→ **The problem**
Word for word, repeat the entries, minus the pictures.

→ **Available data**
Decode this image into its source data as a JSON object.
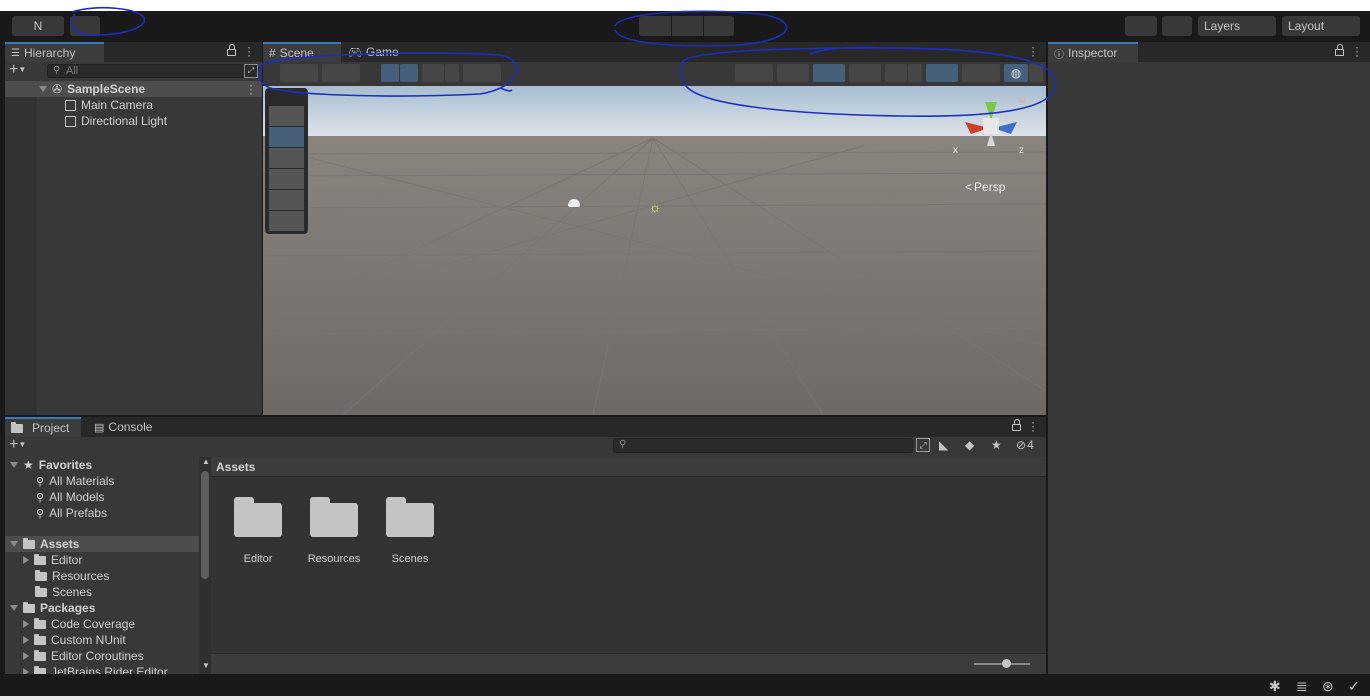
{
  "toolbar": {
    "account_label": "N",
    "layers_label": "Layers",
    "layout_label": "Layout"
  },
  "hierarchy": {
    "tab_label": "Hierarchy",
    "search_placeholder": "All",
    "scene_name": "SampleScene",
    "items": [
      "Main Camera",
      "Directional Light"
    ]
  },
  "scene_view": {
    "tabs": [
      "Scene",
      "Game"
    ],
    "persp_label": "Persp",
    "gizmo_axes": {
      "x": "x",
      "z": "z"
    }
  },
  "inspector": {
    "tab_label": "Inspector"
  },
  "project": {
    "tabs": [
      "Project",
      "Console"
    ],
    "hidden_count": "4",
    "breadcrumb": "Assets",
    "tree": {
      "favorites_label": "Favorites",
      "favorites": [
        "All Materials",
        "All Models",
        "All Prefabs"
      ],
      "assets_label": "Assets",
      "assets": [
        "Editor",
        "Resources",
        "Scenes"
      ],
      "packages_label": "Packages",
      "packages": [
        "Code Coverage",
        "Custom NUnit",
        "Editor Coroutines",
        "JetBrains Rider Editor"
      ]
    },
    "grid_items": [
      "Editor",
      "Resources",
      "Scenes"
    ]
  },
  "colors": {
    "accent": "#3a79bb",
    "toggled": "#46607c",
    "annotation_ink": "#1a2fbf"
  }
}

→ **Answer to this task**
Decode this image into its source data as a JSON object.
{
  "toolbar": {
    "account_label": "N",
    "layers_label": "Layers",
    "layout_label": "Layout"
  },
  "hierarchy": {
    "tab_label": "Hierarchy",
    "search_placeholder": "All",
    "scene_name": "SampleScene",
    "items": [
      "Main Camera",
      "Directional Light"
    ]
  },
  "scene_view": {
    "tabs": [
      "Scene",
      "Game"
    ],
    "persp_label": "Persp",
    "gizmo_axes": {
      "x": "x",
      "z": "z"
    }
  },
  "inspector": {
    "tab_label": "Inspector"
  },
  "project": {
    "tabs": [
      "Project",
      "Console"
    ],
    "hidden_count": "4",
    "breadcrumb": "Assets",
    "tree": {
      "favorites_label": "Favorites",
      "favorites": [
        "All Materials",
        "All Models",
        "All Prefabs"
      ],
      "assets_label": "Assets",
      "assets": [
        "Editor",
        "Resources",
        "Scenes"
      ],
      "packages_label": "Packages",
      "packages": [
        "Code Coverage",
        "Custom NUnit",
        "Editor Coroutines",
        "JetBrains Rider Editor"
      ]
    },
    "grid_items": [
      "Editor",
      "Resources",
      "Scenes"
    ]
  },
  "colors": {
    "accent": "#3a79bb",
    "toggled": "#46607c",
    "annotation_ink": "#1a2fbf"
  }
}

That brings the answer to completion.